WRITTEN PROBLEM: Go through the data below and gather each line containing "centre".

ITEMS:
- - - -

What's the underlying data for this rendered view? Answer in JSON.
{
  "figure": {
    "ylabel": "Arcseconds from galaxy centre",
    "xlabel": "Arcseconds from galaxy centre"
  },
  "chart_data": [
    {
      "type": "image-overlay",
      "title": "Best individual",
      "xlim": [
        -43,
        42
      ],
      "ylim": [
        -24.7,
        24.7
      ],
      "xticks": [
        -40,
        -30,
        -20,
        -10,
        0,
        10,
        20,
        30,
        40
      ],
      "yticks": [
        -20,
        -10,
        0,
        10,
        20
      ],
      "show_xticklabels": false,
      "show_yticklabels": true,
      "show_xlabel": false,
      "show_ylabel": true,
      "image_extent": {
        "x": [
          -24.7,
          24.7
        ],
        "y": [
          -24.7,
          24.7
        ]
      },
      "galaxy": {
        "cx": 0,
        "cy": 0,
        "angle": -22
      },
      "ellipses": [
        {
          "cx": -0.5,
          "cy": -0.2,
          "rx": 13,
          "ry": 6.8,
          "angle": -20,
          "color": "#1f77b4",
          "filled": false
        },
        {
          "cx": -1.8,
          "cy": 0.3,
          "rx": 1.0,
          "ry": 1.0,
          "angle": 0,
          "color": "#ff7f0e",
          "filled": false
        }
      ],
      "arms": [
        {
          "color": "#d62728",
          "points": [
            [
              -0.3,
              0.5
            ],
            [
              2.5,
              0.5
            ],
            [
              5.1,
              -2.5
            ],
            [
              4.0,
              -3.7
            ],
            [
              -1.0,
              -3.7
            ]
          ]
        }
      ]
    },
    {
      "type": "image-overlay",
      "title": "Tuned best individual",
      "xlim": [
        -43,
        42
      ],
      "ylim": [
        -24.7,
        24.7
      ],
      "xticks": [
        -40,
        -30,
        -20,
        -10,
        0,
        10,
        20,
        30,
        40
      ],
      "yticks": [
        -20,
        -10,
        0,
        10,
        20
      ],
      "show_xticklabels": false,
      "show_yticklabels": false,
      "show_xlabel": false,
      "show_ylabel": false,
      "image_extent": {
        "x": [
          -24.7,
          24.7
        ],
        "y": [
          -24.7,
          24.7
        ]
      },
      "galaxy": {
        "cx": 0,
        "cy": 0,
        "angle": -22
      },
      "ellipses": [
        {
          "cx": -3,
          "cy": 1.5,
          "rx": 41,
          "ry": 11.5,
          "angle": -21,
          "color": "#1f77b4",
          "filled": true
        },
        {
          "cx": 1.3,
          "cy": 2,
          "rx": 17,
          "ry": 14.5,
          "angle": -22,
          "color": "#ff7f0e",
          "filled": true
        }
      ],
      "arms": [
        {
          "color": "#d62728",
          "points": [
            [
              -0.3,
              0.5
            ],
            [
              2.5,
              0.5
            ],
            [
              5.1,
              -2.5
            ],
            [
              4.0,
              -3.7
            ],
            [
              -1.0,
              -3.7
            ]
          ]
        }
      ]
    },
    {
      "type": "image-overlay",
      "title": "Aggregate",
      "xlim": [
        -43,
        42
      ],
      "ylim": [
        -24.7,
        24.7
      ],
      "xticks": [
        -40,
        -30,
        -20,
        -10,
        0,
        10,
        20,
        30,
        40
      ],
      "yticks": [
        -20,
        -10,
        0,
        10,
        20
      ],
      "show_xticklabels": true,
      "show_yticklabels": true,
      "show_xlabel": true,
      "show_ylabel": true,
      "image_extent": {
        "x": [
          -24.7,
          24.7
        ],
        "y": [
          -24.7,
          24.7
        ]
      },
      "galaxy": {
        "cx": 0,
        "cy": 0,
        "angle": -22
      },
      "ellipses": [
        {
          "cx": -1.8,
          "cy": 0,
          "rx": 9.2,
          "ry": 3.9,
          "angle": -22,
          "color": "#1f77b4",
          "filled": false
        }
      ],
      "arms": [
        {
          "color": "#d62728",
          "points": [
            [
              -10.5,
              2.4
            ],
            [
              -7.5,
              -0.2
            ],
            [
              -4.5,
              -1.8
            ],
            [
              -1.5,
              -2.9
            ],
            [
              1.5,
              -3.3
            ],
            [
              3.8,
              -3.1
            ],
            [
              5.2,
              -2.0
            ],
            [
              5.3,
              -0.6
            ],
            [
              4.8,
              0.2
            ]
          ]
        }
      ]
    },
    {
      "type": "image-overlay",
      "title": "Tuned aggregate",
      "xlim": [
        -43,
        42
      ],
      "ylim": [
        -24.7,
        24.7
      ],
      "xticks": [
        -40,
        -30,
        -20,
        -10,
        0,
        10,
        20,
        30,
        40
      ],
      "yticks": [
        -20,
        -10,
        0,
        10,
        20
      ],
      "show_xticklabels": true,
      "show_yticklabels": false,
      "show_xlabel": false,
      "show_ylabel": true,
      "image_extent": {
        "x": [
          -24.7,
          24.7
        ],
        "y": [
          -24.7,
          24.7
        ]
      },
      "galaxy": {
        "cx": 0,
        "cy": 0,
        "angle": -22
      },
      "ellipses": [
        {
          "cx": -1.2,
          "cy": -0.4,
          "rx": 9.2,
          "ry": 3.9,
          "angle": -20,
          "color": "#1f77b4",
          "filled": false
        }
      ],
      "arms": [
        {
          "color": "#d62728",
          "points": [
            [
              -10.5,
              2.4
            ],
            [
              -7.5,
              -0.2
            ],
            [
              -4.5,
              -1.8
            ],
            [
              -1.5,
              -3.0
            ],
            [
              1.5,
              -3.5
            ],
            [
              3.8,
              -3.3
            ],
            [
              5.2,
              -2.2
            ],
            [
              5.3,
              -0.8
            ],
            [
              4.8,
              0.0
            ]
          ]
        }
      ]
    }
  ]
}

- - - -

THE SOLUTION:
    "ylabel": "Arcseconds from galaxy centre",
    "xlabel": "Arcseconds from galaxy centre"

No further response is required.